AIM —
Reproduce all records verbatim.

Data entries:
((

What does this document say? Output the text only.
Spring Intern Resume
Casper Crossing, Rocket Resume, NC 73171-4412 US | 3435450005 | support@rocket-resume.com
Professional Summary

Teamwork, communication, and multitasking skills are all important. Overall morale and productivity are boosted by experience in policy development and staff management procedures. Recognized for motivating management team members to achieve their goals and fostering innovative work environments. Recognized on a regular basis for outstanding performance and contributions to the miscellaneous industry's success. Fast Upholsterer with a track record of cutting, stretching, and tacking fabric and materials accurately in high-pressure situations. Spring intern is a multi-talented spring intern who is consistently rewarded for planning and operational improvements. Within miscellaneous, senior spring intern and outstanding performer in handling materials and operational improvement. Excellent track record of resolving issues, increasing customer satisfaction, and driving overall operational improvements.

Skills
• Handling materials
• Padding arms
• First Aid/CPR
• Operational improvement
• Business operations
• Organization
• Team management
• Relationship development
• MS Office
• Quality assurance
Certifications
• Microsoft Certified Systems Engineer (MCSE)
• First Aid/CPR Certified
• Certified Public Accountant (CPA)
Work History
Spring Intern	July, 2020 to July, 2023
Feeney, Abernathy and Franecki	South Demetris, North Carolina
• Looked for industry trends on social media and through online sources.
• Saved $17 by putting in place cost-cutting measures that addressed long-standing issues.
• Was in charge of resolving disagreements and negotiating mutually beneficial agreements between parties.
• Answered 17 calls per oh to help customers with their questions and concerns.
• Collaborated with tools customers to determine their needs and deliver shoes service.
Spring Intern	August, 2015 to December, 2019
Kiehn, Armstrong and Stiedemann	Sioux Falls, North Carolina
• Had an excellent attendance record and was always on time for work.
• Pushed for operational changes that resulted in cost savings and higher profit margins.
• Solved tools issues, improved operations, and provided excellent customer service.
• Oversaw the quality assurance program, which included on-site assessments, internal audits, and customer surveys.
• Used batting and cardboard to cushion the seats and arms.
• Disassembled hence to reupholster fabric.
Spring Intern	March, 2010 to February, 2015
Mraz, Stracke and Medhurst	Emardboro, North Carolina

))

COMPLETED EXERCISE —
What does this document say? Output the text only.
Spring Intern Resume
Casper Crossing, Rocket Resume, NC 73171-4412 US | 3435450005 | support@rocket-resume.com
Professional Summary

Teamwork, communication, and multitasking skills are all important. Overall morale and productivity are boosted by experience in policy development and staff management procedures. Recognized for motivating management team members to achieve their goals and fostering innovative work environments. Recognized on a regular basis for outstanding performance and contributions to the miscellaneous industry's success. Fast Upholsterer with a track record of cutting, stretching, and tacking fabric and materials accurately in high-pressure situations. Spring intern is a multi-talented spring intern who is consistently rewarded for planning and operational improvements. Within miscellaneous, senior spring intern and outstanding performer in handling materials and operational improvement. Excellent track record of resolving issues, increasing customer satisfaction, and driving overall operational improvements.

Skills
• Handling materials
• Padding arms
• First Aid/CPR
• Operational improvement
• Business operations
• Organization
• Team management
• Relationship development
• MS Office
• Quality assurance
Certifications
• Microsoft Certified Systems Engineer (MCSE)
• First Aid/CPR Certified
• Certified Public Accountant (CPA)
Work History
Spring Intern	July, 2020 to July, 2023
Feeney, Abernathy and Franecki	South Demetris, North Carolina
• Looked for industry trends on social media and through online sources.
• Saved $17 by putting in place cost-cutting measures that addressed long-standing issues.
• Was in charge of resolving disagreements and negotiating mutually beneficial agreements between parties.
• Answered 17 calls per oh to help customers with their questions and concerns.
• Collaborated with tools customers to determine their needs and deliver shoes service.
Spring Intern	August, 2015 to December, 2019
Kiehn, Armstrong and Stiedemann	Sioux Falls, North Carolina
• Had an excellent attendance record and was always on time for work.
• Pushed for operational changes that resulted in cost savings and higher profit margins.
• Solved tools issues, improved operations, and provided excellent customer service.
• Oversaw the quality assurance program, which included on-site assessments, internal audits, and customer surveys.
• Used batting and cardboard to cushion the seats and arms.
• Disassembled hence to reupholster fabric.
Spring Intern	March, 2010 to February, 2015
Mraz, Stracke and Medhurst	Emardboro, North Carolina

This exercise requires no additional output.